┌─ Input
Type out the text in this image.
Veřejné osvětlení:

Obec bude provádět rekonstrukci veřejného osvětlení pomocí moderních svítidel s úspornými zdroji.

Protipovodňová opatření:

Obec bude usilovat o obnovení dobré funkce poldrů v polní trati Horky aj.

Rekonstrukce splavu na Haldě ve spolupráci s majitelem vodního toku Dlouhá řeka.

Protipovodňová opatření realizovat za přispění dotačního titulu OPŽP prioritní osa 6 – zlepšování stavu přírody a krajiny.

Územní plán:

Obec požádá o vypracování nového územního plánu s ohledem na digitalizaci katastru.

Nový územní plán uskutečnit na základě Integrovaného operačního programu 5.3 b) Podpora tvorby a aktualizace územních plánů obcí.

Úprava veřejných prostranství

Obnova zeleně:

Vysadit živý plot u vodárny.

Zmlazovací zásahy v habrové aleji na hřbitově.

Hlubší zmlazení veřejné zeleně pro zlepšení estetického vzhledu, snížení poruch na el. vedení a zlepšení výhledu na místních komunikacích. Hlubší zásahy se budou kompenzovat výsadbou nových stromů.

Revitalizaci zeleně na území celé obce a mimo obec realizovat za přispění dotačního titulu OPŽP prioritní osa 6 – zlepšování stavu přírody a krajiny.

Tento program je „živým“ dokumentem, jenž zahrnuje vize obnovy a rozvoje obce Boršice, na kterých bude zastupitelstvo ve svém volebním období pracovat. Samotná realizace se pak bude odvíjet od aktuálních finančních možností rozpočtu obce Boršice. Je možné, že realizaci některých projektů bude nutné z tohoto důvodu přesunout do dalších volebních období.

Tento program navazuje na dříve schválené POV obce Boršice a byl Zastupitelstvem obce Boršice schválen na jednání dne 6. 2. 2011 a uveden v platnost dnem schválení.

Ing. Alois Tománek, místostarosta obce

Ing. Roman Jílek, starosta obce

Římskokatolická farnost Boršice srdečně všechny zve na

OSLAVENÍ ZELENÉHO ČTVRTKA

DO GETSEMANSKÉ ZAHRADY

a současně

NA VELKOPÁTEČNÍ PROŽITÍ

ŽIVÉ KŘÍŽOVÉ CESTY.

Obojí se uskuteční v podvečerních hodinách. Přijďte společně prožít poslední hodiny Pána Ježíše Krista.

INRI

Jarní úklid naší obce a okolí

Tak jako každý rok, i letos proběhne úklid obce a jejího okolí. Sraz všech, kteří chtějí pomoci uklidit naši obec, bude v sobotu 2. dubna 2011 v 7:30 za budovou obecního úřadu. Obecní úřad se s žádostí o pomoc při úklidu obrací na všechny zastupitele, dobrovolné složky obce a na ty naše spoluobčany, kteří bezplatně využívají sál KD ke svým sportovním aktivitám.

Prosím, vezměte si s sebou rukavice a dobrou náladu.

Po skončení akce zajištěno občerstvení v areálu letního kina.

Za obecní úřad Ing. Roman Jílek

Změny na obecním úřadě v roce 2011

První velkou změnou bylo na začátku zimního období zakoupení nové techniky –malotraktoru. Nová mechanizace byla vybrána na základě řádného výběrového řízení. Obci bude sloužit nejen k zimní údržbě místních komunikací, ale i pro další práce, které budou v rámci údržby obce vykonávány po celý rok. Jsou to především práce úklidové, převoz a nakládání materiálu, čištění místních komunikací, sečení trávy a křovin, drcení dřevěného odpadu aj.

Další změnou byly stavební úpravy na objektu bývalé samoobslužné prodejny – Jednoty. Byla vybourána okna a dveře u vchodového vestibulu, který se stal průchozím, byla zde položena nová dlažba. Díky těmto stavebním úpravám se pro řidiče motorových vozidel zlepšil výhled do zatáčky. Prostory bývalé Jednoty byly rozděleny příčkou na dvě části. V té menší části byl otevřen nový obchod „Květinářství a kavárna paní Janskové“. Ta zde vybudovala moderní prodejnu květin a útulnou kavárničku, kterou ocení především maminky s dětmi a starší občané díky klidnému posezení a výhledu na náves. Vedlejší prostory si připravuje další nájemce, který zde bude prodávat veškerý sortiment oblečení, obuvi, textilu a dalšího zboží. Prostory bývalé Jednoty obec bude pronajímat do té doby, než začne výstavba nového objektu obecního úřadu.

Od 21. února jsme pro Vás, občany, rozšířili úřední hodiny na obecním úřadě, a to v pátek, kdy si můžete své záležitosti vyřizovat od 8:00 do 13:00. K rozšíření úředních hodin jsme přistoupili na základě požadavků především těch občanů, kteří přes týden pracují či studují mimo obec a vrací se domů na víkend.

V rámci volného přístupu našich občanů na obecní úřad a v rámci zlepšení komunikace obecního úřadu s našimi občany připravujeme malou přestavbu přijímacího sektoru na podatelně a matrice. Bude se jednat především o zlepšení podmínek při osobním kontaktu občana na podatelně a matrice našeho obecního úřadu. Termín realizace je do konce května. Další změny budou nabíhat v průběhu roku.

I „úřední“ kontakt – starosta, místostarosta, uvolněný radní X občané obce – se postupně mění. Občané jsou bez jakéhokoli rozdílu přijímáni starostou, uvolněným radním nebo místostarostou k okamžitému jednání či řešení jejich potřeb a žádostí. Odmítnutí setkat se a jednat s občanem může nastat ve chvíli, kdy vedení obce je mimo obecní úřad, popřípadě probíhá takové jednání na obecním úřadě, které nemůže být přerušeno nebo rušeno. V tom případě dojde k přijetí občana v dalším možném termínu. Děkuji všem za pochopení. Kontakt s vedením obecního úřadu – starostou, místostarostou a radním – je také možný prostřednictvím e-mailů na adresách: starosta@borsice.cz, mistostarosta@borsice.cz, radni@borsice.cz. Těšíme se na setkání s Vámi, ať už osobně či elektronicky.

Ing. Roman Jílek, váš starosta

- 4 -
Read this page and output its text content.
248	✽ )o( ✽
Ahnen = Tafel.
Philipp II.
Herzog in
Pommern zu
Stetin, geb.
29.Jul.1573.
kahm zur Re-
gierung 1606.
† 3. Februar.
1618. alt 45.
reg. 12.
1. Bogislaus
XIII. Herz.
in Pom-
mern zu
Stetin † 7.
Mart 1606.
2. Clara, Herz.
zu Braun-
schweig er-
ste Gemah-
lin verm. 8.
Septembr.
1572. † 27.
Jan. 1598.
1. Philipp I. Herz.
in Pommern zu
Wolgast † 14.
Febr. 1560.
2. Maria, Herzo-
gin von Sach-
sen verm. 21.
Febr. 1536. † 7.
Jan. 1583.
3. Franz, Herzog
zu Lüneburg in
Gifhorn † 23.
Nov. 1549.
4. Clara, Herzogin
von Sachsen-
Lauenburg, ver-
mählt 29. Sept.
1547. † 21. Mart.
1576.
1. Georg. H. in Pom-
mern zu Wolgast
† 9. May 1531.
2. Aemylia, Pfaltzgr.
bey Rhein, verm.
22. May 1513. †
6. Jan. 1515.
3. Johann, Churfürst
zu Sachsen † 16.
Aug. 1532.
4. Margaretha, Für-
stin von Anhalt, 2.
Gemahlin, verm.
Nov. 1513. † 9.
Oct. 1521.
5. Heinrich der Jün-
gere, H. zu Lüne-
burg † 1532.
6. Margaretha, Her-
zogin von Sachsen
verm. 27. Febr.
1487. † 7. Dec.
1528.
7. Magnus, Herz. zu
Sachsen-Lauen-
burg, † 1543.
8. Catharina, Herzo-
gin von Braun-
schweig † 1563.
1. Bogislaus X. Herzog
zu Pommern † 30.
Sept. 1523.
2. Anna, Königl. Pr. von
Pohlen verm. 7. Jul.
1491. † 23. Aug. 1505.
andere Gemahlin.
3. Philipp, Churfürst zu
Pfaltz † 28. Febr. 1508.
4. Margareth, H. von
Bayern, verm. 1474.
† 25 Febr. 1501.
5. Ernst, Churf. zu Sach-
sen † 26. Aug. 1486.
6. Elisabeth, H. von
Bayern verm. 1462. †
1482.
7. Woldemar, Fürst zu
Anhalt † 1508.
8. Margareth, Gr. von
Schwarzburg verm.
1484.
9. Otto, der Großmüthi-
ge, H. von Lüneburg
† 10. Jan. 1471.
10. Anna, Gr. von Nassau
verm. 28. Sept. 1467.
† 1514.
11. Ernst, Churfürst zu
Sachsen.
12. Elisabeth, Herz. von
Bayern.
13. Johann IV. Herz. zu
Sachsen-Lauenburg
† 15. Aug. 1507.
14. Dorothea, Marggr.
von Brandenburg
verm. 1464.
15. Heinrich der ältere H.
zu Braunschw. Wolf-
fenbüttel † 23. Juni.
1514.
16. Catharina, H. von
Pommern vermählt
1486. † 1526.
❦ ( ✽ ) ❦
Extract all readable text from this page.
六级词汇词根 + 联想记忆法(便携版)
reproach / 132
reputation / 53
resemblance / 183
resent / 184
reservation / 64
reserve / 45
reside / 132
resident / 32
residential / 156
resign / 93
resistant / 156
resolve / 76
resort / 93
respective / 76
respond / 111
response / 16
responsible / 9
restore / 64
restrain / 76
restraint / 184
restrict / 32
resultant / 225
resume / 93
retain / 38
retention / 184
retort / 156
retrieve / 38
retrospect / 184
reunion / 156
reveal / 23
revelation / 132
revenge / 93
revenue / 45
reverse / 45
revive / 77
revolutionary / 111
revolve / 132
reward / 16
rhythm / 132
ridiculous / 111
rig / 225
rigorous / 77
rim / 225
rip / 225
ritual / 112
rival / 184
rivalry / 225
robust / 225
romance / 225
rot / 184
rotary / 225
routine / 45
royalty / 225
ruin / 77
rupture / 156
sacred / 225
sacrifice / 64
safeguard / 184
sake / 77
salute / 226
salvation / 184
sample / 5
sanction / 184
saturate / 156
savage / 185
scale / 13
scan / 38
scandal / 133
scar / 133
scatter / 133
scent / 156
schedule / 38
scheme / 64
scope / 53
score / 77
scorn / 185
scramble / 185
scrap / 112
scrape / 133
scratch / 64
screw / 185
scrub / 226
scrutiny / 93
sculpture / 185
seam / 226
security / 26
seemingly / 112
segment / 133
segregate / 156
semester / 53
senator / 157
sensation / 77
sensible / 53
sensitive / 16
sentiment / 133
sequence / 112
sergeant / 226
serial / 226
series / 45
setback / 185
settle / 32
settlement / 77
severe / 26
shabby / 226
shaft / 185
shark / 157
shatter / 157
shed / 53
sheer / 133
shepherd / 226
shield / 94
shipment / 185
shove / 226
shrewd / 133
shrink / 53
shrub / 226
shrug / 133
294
└─
Problem statement: Retype only the lines running from the line with "Extract all readable text from this page." to the end of the listing, including both of those lines.

Solution:
Extract all readable text from this page.
六级词汇词根 + 联想记忆法(便携版)
reproach / 132
reputation / 53
resemblance / 183
resent / 184
reservation / 64
reserve / 45
reside / 132
resident / 32
residential / 156
resign / 93
resistant / 156
resolve / 76
resort / 93
respective / 76
respond / 111
response / 16
responsible / 9
restore / 64
restrain / 76
restraint / 184
restrict / 32
resultant / 225
resume / 93
retain / 38
retention / 184
retort / 156
retrieve / 38
retrospect / 184
reunion / 156
reveal / 23
revelation / 132
revenge / 93
revenue / 45
reverse / 45
revive / 77
revolutionary / 111
revolve / 132
reward / 16
rhythm / 132
ridiculous / 111
rig / 225
rigorous / 77
rim / 225
rip / 225
ritual / 112
rival / 184
rivalry / 225
robust / 225
romance / 225
rot / 184
rotary / 225
routine / 45
royalty / 225
ruin / 77
rupture / 156
sacred / 225
sacrifice / 64
safeguard / 184
sake / 77
salute / 226
salvation / 184
sample / 5
sanction / 184
saturate / 156
savage / 185
scale / 13
scan / 38
scandal / 133
scar / 133
scatter / 133
scent / 156
schedule / 38
scheme / 64
scope / 53
score / 77
scorn / 185
scramble / 185
scrap / 112
scrape / 133
scratch / 64
screw / 185
scrub / 226
scrutiny / 93
sculpture / 185
seam / 226
security / 26
seemingly / 112
segment / 133
segregate / 156
semester / 53
senator / 157
sensation / 77
sensible / 53
sensitive / 16
sentiment / 133
sequence / 112
sergeant / 226
serial / 226
series / 45
setback / 185
settle / 32
settlement / 77
severe / 26
shabby / 226
shaft / 185
shark / 157
shatter / 157
shed / 53
sheer / 133
shepherd / 226
shield / 94
shipment / 185
shove / 226
shrewd / 133
shrink / 53
shrub / 226
shrug / 133
294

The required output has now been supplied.